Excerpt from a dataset
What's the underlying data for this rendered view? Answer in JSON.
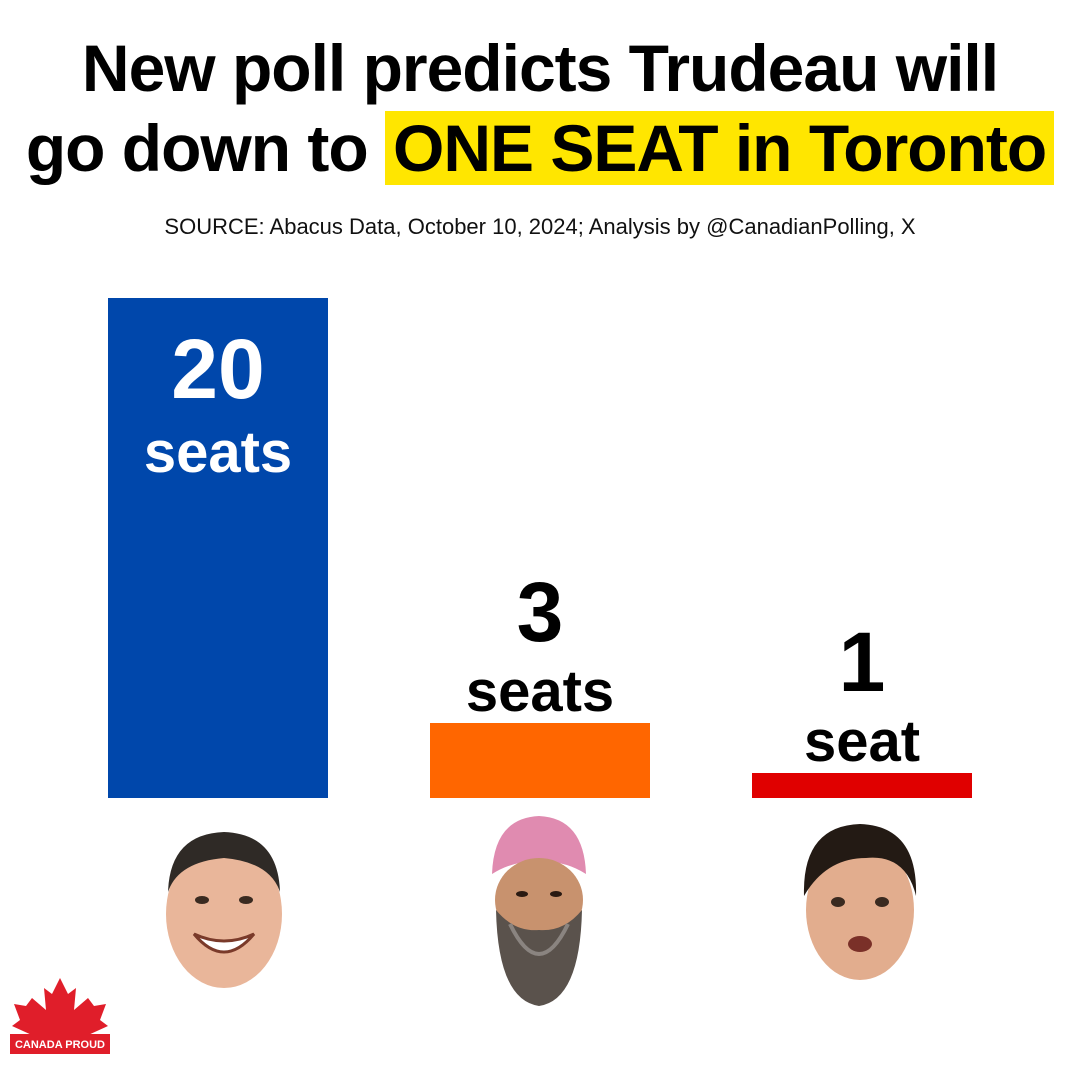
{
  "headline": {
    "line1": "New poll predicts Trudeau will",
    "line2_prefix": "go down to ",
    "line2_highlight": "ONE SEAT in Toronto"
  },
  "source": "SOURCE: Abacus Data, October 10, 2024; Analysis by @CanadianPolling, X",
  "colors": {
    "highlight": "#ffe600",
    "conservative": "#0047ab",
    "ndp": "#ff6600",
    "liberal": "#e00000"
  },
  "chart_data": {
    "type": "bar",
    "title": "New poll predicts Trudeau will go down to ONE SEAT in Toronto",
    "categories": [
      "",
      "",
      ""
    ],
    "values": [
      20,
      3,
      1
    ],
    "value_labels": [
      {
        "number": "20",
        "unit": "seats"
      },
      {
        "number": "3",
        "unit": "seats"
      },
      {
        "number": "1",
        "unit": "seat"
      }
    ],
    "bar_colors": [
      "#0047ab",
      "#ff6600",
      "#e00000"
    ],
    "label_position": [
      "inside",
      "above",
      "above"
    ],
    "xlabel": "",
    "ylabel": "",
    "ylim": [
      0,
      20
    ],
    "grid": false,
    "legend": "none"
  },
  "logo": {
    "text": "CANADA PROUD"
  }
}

...

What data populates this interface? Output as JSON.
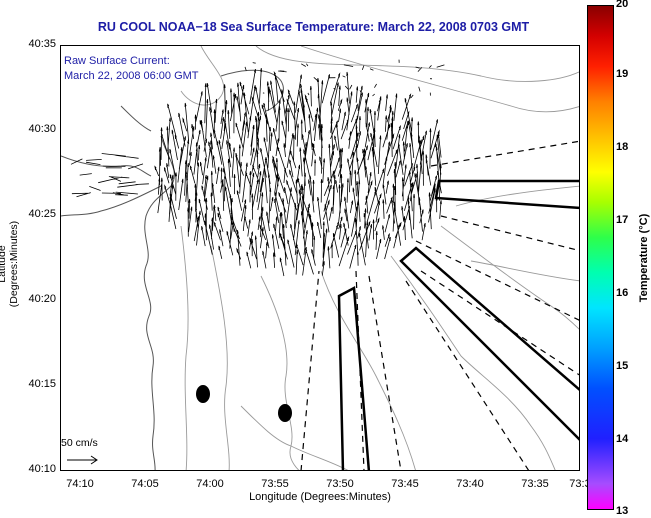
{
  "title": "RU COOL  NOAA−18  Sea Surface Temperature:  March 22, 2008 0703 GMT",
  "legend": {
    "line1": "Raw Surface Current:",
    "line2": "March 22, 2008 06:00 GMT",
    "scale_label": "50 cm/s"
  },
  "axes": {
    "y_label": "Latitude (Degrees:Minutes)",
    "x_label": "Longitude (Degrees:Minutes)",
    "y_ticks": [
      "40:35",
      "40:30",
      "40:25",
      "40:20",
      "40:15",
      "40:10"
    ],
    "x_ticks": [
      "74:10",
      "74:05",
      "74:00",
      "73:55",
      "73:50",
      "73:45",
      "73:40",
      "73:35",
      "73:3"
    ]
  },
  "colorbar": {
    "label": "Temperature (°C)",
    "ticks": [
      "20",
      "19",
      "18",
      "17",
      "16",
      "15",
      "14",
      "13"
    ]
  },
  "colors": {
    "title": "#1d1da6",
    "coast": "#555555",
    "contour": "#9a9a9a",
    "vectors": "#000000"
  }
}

▶ [PROBLEM REQUIREMENTS]: Out of the preceding entries, pull every line containing the string "Minutes".

▶ [WRITTEN SOLUTION]:
    "y_label": "Latitude (Degrees:Minutes)",
    "x_label": "Longitude (Degrees:Minutes)",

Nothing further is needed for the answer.